**Job:**
Provide only the number of lines where "遗传物质" occurs.
>>>
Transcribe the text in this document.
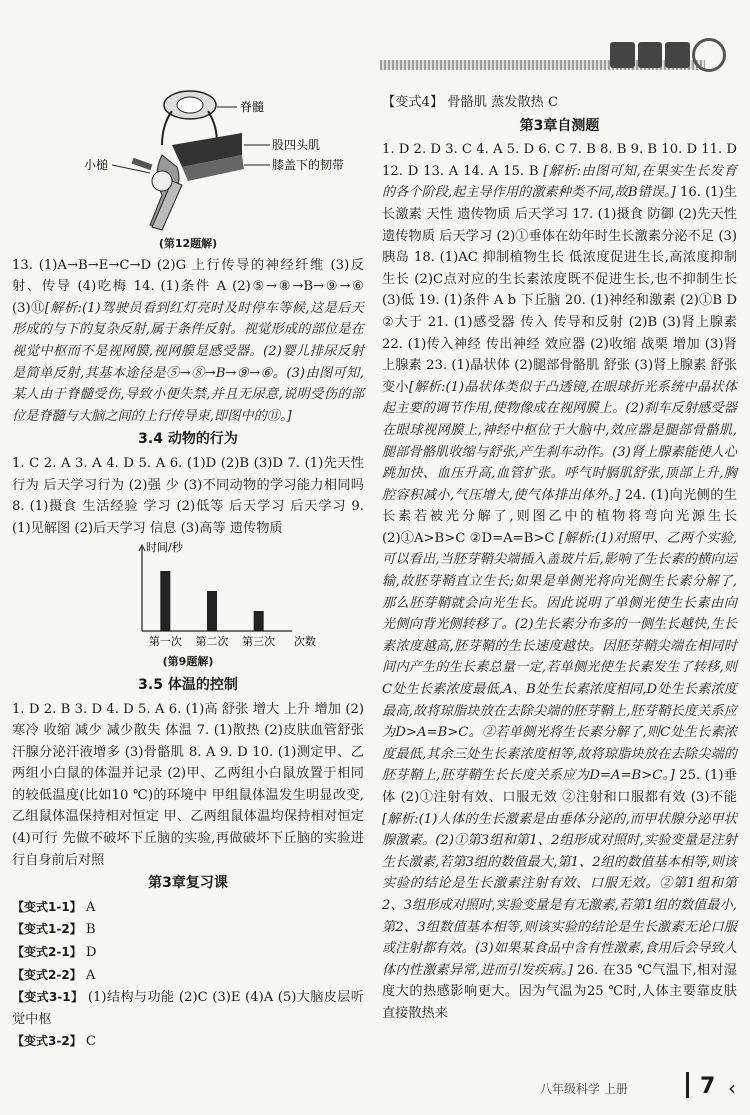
脊髓
股四头肌
膝盖下的韧带
小槌

(第12题解)

13. (1)A→B→E→C→D (2)G 上行传导的神经纤维 (3)反射、传导 (4)吃梅 14. (1)条件 A (2)⑤→⑧→B→⑨→⑥ (3)⑪[解析:(1)驾驶员看到红灯亮时及时停车等候,这是后天形成的与下的复杂反射,属于条件反射。视觉形成的部位是在视觉中枢而不是视网膜,视网膜是感受器。(2)婴儿排尿反射是简单反射,其基本途径是⑤→⑧→B→⑨→⑥。(3)由图可知,某人由于脊髓受伤,导致小便失禁,并且无尿意,说明受伤的部位是脊髓与大脑之间的上行传导束,即图中的⑪。]

3.4 动物的行为

1. C 2. A 3. A 4. D 5. A 6. (1)D (2)B (3)D 7. (1)先天性行为 后天学习行为 (2)强 少 (3)不同动物的学习能力相同吗 8. (1)摄食 生活经验 学习 (2)低等 后天学习 后天学习 9. (1)见解图 (2)后天学习 信息 (3)高等 遗传物质

时间/秒
次数
第一次 第二次 第三次

(第9题解)

3.5 体温的控制

1. D 2. B 3. D 4. D 5. A 6. (1)高 舒张 增大 上升 增加 (2)寒冷 收缩 减少 减少散失 体温 7. (1)散热 (2)皮肤血管舒张 汗腺分泌汗液增多 (3)骨骼肌 8. A 9. D 10. (1)测定甲、乙两组小白鼠的体温并记录 (2)甲、乙两组小白鼠放置于相同的较低温度(比如10 ℃)的环境中 甲组鼠体温发生明显改变,乙组鼠体温保持相对恒定 甲、乙两组鼠体温均保持相对恒定 (4)可行 先做不破坏下丘脑的实验,再做破坏下丘脑的实验进行自身前后对照

第3章复习课

【变式1-1】 A

【变式1-2】 B

【变式2-1】 D

【变式2-2】 A

【变式3-1】 (1)结构与功能 (2)C (3)E (4)A (5)大脑皮层听觉中枢

【变式3-2】 C

【变式4】 骨骼肌 蒸发散热 C

第3章自测题

1. D 2. D 3. C 4. A 5. D 6. C 7. B 8. B 9. B 10. D 11. D 12. D 13. A 14. A 15. B [解析:由图可知,在果实生长发育的各个阶段,起主导作用的激素种类不同,故B错误。] 16. (1)生长激素 天性 遗传物质 后天学习 17. (1)摄食 防御 (2)先天性 遗传物质 后天学习 (2)①垂体在幼年时生长激素分泌不足 (3)胰岛 18. (1)AC 抑制植物生长 低浓度促进生长,高浓度抑制生长 (2)C点对应的生长素浓度既不促进生长,也不抑制生长 (3)低 19. (1)条件 A b 下丘脑 20. (1)神经和激素 (2)①B D ②大于 21. (1)感受器 传入 传导和反射 (2)B (3)肾上腺素 22. (1)传入神经 传出神经 效应器 (2)收缩 战栗 增加 (3)肾上腺素 23. (1)晶状体 (2)腿部骨骼肌 舒张 (3)肾上腺素 舒张 变小[解析:(1)晶状体类似于凸透镜,在眼球折光系统中晶状体起主要的调节作用,使物像成在视网膜上。(2)刹车反射感受器在眼球视网膜上,神经中枢位于大脑中,效应器是腿部骨骼肌,腿部骨骼肌收缩与舒张,产生刹车动作。(3)肾上腺素能使人心跳加快、血压升高,血管扩张。呼气时膈肌舒张,顶部上升,胸腔容积减小,气压增大,使气体排出体外。] 24. (1)向光侧的生长素若被光分解了,则图乙中的植物将弯向光源生长 (2)①A>B>C ②D=A=B>C [解析:(1)对照甲、乙两个实验,可以看出,当胚芽鞘尖端插入盖玻片后,影响了生长素的横向运输,故胚芽鞘直立生长;如果是单侧光将向光侧生长素分解了,那么胚芽鞘就会向光生长。因此说明了单侧光使生长素由向光侧向背光侧转移了。(2)生长素分布多的一侧生长越快,生长素浓度越高,胚芽鞘的生长速度越快。因胚芽鞘尖端在相同时间内产生的生长素总量一定,若单侧光使生长素发生了转移,则C处生长素浓度最低,A、B处生长素浓度相同,D处生长素浓度最高,故将琼脂块放在去除尖端的胚芽鞘上,胚芽鞘长度关系应为D>A=B>C。②若单侧光将生长素分解了,则C处生长素浓度最低,其余三处生长素浓度相等,故将琼脂块放在去除尖端的胚芽鞘上,胚芽鞘生长长度关系应为D=A=B>C。] 25. (1)垂体 (2)①注射有效、口服无效 ②注射和口服都有效 (3)不能[解析:(1)人体的生长激素是由垂体分泌的,而甲状腺分泌甲状腺激素。(2)①第3组和第1、2组形成对照时,实验变量是注射生长激素,若第3组的数值最大,第1、2组的数值基本相等,则该实验的结论是生长激素注射有效、口服无效。②第1组和第2、3组形成对照时,实验变量是有无激素,若第1组的数值最小,第2、3组数值基本相等,则该实验的结论是生长激素无论口服或注射都有效。(3)如果某食品中含有性激素,食用后会导致人体内性激素异常,进而引发疾病。] 26. 在35 ℃气温下,相对湿度大的热感影响更大。因为气温为25 ℃时,人体主要靠皮肤直接散热来

八年级科学 上册	7 ‹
<<<
**Response:**
2